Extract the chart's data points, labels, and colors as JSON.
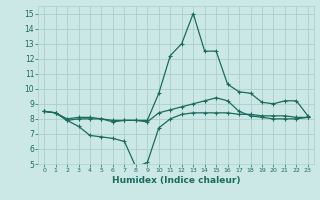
{
  "title": "",
  "xlabel": "Humidex (Indice chaleur)",
  "ylabel": "",
  "xlim": [
    -0.5,
    23.5
  ],
  "ylim": [
    5,
    15.5
  ],
  "xticks": [
    0,
    1,
    2,
    3,
    4,
    5,
    6,
    7,
    8,
    9,
    10,
    11,
    12,
    13,
    14,
    15,
    16,
    17,
    18,
    19,
    20,
    21,
    22,
    23
  ],
  "yticks": [
    5,
    6,
    7,
    8,
    9,
    10,
    11,
    12,
    13,
    14,
    15
  ],
  "bg_color": "#cce8e6",
  "grid_color": "#aacfcc",
  "line_color": "#1a6b5e",
  "line1_x": [
    0,
    1,
    2,
    3,
    4,
    5,
    6,
    7,
    8,
    9,
    10,
    11,
    12,
    13,
    14,
    15,
    16,
    17,
    18,
    19,
    20,
    21,
    22,
    23
  ],
  "line1_y": [
    8.5,
    8.4,
    7.9,
    7.5,
    6.9,
    6.8,
    6.7,
    6.5,
    4.8,
    5.1,
    7.4,
    8.0,
    8.3,
    8.4,
    8.4,
    8.4,
    8.4,
    8.3,
    8.3,
    8.2,
    8.2,
    8.2,
    8.1,
    8.1
  ],
  "line2_x": [
    0,
    1,
    2,
    3,
    4,
    5,
    6,
    7,
    8,
    9,
    10,
    11,
    12,
    13,
    14,
    15,
    16,
    17,
    18,
    19,
    20,
    21,
    22,
    23
  ],
  "line2_y": [
    8.5,
    8.4,
    8.0,
    8.1,
    8.1,
    8.0,
    7.9,
    7.9,
    7.9,
    7.8,
    8.4,
    8.6,
    8.8,
    9.0,
    9.2,
    9.4,
    9.2,
    8.5,
    8.2,
    8.1,
    8.0,
    8.0,
    8.0,
    8.1
  ],
  "line3_x": [
    0,
    1,
    2,
    3,
    4,
    5,
    6,
    7,
    8,
    9,
    10,
    11,
    12,
    13,
    14,
    15,
    16,
    17,
    18,
    19,
    20,
    21,
    22,
    23
  ],
  "line3_y": [
    8.5,
    8.4,
    7.9,
    8.0,
    8.0,
    8.0,
    7.8,
    7.9,
    7.9,
    7.9,
    9.7,
    12.2,
    13.0,
    15.0,
    12.5,
    12.5,
    10.3,
    9.8,
    9.7,
    9.1,
    9.0,
    9.2,
    9.2,
    8.2
  ],
  "marker": "+",
  "markersize": 3.5,
  "linewidth": 0.9
}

= = = = =

# [SET TASK]
Reproduce the material word for word, minus the images.

# [RESPONSE TO THE EXERCISE]
Extract the chart's data points, labels, and colors as JSON.
{
  "title": "",
  "xlabel": "Humidex (Indice chaleur)",
  "ylabel": "",
  "xlim": [
    -0.5,
    23.5
  ],
  "ylim": [
    5,
    15.5
  ],
  "xticks": [
    0,
    1,
    2,
    3,
    4,
    5,
    6,
    7,
    8,
    9,
    10,
    11,
    12,
    13,
    14,
    15,
    16,
    17,
    18,
    19,
    20,
    21,
    22,
    23
  ],
  "yticks": [
    5,
    6,
    7,
    8,
    9,
    10,
    11,
    12,
    13,
    14,
    15
  ],
  "bg_color": "#cce8e6",
  "grid_color": "#aacfcc",
  "line_color": "#1a6b5e",
  "line1_x": [
    0,
    1,
    2,
    3,
    4,
    5,
    6,
    7,
    8,
    9,
    10,
    11,
    12,
    13,
    14,
    15,
    16,
    17,
    18,
    19,
    20,
    21,
    22,
    23
  ],
  "line1_y": [
    8.5,
    8.4,
    7.9,
    7.5,
    6.9,
    6.8,
    6.7,
    6.5,
    4.8,
    5.1,
    7.4,
    8.0,
    8.3,
    8.4,
    8.4,
    8.4,
    8.4,
    8.3,
    8.3,
    8.2,
    8.2,
    8.2,
    8.1,
    8.1
  ],
  "line2_x": [
    0,
    1,
    2,
    3,
    4,
    5,
    6,
    7,
    8,
    9,
    10,
    11,
    12,
    13,
    14,
    15,
    16,
    17,
    18,
    19,
    20,
    21,
    22,
    23
  ],
  "line2_y": [
    8.5,
    8.4,
    8.0,
    8.1,
    8.1,
    8.0,
    7.9,
    7.9,
    7.9,
    7.8,
    8.4,
    8.6,
    8.8,
    9.0,
    9.2,
    9.4,
    9.2,
    8.5,
    8.2,
    8.1,
    8.0,
    8.0,
    8.0,
    8.1
  ],
  "line3_x": [
    0,
    1,
    2,
    3,
    4,
    5,
    6,
    7,
    8,
    9,
    10,
    11,
    12,
    13,
    14,
    15,
    16,
    17,
    18,
    19,
    20,
    21,
    22,
    23
  ],
  "line3_y": [
    8.5,
    8.4,
    7.9,
    8.0,
    8.0,
    8.0,
    7.8,
    7.9,
    7.9,
    7.9,
    9.7,
    12.2,
    13.0,
    15.0,
    12.5,
    12.5,
    10.3,
    9.8,
    9.7,
    9.1,
    9.0,
    9.2,
    9.2,
    8.2
  ],
  "marker": "+",
  "markersize": 3.5,
  "linewidth": 0.9
}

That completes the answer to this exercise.